A retórica, da mesma forma que a gramática era muito valorizada, mas com um alto grau de complexidade e longo tempo de dedicação nesse estudo. Os modelos dos distintos gêneros retóricos tinham um papel fundamental nesse processo, além da leitura dos autores antigos que propiciaram informações, recursos oratórios, desenvolvimentos científicos e ilustrações literárias, singularmente poéticas que ajudavam realçar a exposição oral (Díaz y Díaz, 1970).

Díaz y Díaz (1970) salienta que os autores clássicos, que muitas vezes aparecem em referências, nesse contexto de produção literária na Hispânia visigoda, não eram lidos por completo, eram apenas consultados. Isso se deveria ao fato dos homens cultos não terem contato com esses materiais, mas apenas pequenas citações, antologias ou resumos desses escritos. Outra dificuldade encontrada era em relação à língua em que essas composições estavam, o que restringia a leitura somente àqueles que sabiam, por exemplo, o grego.

Assim, uma das limitações para o desenvolvimento das ciências eclesiásticas no reino visigodo foi, apesar da presença bizantina na Península e da existência de comunidades hebraicas, o desconhecimento quase que total do grego e do hebreu. Poucos foram os clérigos que conheciam o grego. O mesmo ocorreu com o hebraico que recebeu pouco interesse dos cristãos, nesse período (Lozano Sebastian, 1982). O apedeutismo dessas línguas acarretou em perdas culturais, como o não conhecimento aprofundado das Escrituras que tanto foram valorizadas e defendidas, bem como, o distanciamento das ciências clássicas a serviço da Bíblia (Dominguez del Val, 1970).

Isso não ocorreu com os autores cristãos, pois eram lidos de forma integral e seus trabalhos objeto de muitas reflexões. No ensino visigodo se tornou um habitus dar destaque as obras de maior relevância desses escritores. Vale lembrar que outra característica do campo educacional desse período, e que não podemos nos esquecer, é a memorização dos conteúdos estudados, principalmente os conteúdos bíblicos, como os Salmos. Outro elemento que também não podemos descartar da nossa discussão sobre a educação no reino visigodo foi o papel dos livros, especialmente, em virtude da escassez de exemplares. Isso se deve, como mencionamos anteriormente, pela dificuldade de acesso aos mesmos. Essa característica fica clara a partir da discussão realizada por Velazquez Soriano, no qual analisando as cartas que eram trocadas entre membros da Igreja, destaca a procura de determinados materiais ou a solicitação aos próprios autores de exemplares de obras acabadas. Em outras palavras, tal autor, conseguiu por meio das epístolas rastrear a progressão e enriquecimento das bibliotecas (Velazquez Soriano, 1994).

Os livros eram bastante conservados, salvo exceções de roubo ou incêndios que eram os mais comuns. Assim, duravam muitos anos e eram estimados por seus donos ou por aqueles que estivessem responsáveis pela sua preservação. As obras viajaram por todo o território hispânico e era frequente que as pessoas da época levassem consigo seus os exemplares favoritos.

:::

Lista de tarefas —
**1)** Indique se cada afirmação concorda com o texto sobre a educação visigoda: (a) os autores clássicos eram lidos por completo; (b) poucos clérigos conheciam o grego; (c) enchentes eram a causa mais comum de perda de livros. Responda sim ou não e cite entre aspas as palavras do texto que decidem cada caso.
**2)** Resuma o texto sobre a educação visigoda em três frases.
O material provém de uma fonte diferente da do texto.

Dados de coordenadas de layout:
:::

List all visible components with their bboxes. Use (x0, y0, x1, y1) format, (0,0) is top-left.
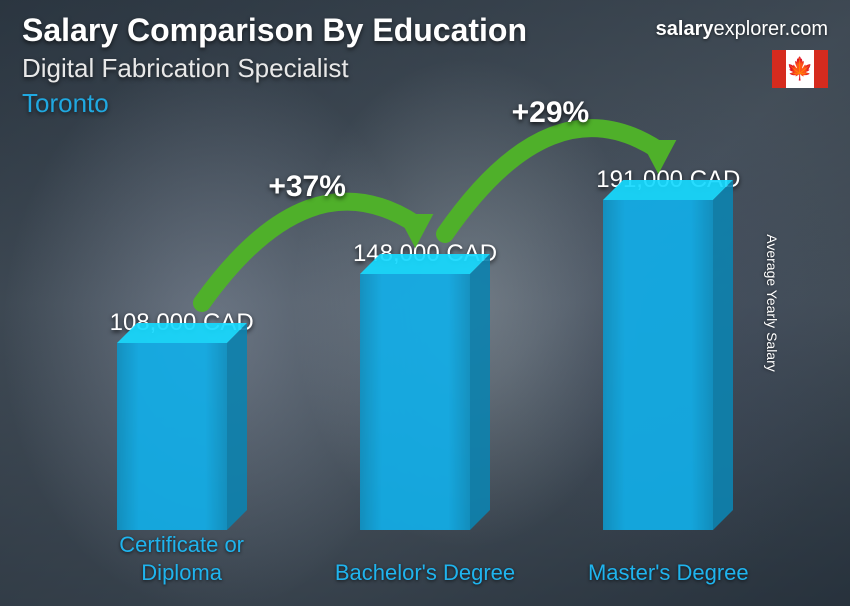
brand-rest: explorer.com (714, 18, 829, 40)
bar-front-face (603, 200, 713, 530)
bar-top-face (603, 180, 733, 200)
bars-container: 108,000 CAD Certificate or Diploma 148,0… (60, 140, 790, 530)
bar-label: Master's Degree (568, 559, 768, 587)
job-subtitle: Digital Fabrication Specialist (22, 53, 828, 84)
brand-bold: salary (656, 18, 714, 40)
bar-front-face (117, 343, 227, 530)
location-label: Toronto (22, 88, 828, 119)
bar-group: 148,000 CAD Bachelor's Degree (335, 240, 515, 530)
bar-front-face (360, 274, 470, 530)
bar-chart: 108,000 CAD Certificate or Diploma 148,0… (60, 140, 790, 586)
flag-right-band (814, 50, 828, 88)
bar-side-face (713, 180, 733, 530)
bar-3d (603, 200, 733, 530)
bar-top-face (117, 323, 247, 343)
maple-leaf-icon: 🍁 (786, 58, 813, 80)
bar-group: 191,000 CAD Master's Degree (578, 166, 758, 530)
bar-side-face (227, 323, 247, 530)
canada-flag-icon: 🍁 (772, 50, 828, 88)
bar-3d (360, 274, 490, 530)
flag-center: 🍁 (786, 50, 814, 88)
bar-group: 108,000 CAD Certificate or Diploma (92, 309, 272, 530)
bar-label: Bachelor's Degree (325, 559, 525, 587)
bar-label: Certificate or Diploma (82, 531, 282, 586)
bar-3d (117, 343, 247, 530)
flag-left-band (772, 50, 786, 88)
brand-watermark: salaryexplorer.com (656, 18, 828, 41)
bar-top-face (360, 254, 490, 274)
bar-side-face (470, 254, 490, 530)
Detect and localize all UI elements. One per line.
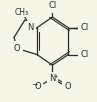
Text: O: O	[64, 82, 71, 91]
Text: +: +	[54, 74, 58, 79]
Text: −: −	[31, 80, 38, 89]
Text: O: O	[14, 44, 20, 53]
Text: N: N	[49, 74, 56, 83]
Text: Cl: Cl	[80, 50, 89, 59]
Text: O: O	[34, 82, 41, 91]
Text: Cl: Cl	[80, 23, 89, 32]
Text: Cl: Cl	[48, 1, 57, 10]
Text: N: N	[27, 23, 34, 32]
Text: CH₃: CH₃	[14, 8, 28, 17]
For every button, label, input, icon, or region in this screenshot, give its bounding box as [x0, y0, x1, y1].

:::

Soluções por tarefa —
**1)**
(a) Não: "não eram lidos por completo, eram apenas consultados".
(b) Sim: "Poucos foram os clérigos que conheciam o grego."
(c) Não: "salvo exceções de roubo ou incêndios que eram os mais comuns".

**2)** No reino visigodo, a retórica era muito valorizada, e os autores clássicos eram apenas consultados, pois os homens cultos só tinham contato com citações, antologias ou resumos, e poucos conheciam o grego ou o hebraico. Já os autores cristãos eram lidos de forma integral, e o ensino se caracterizava também pela memorização dos conteúdos, principalmente os bíblicos. Os livros eram escassos e de difícil acesso, mas bem conservados, duravam muitos anos e viajavam por todo o território hispânico.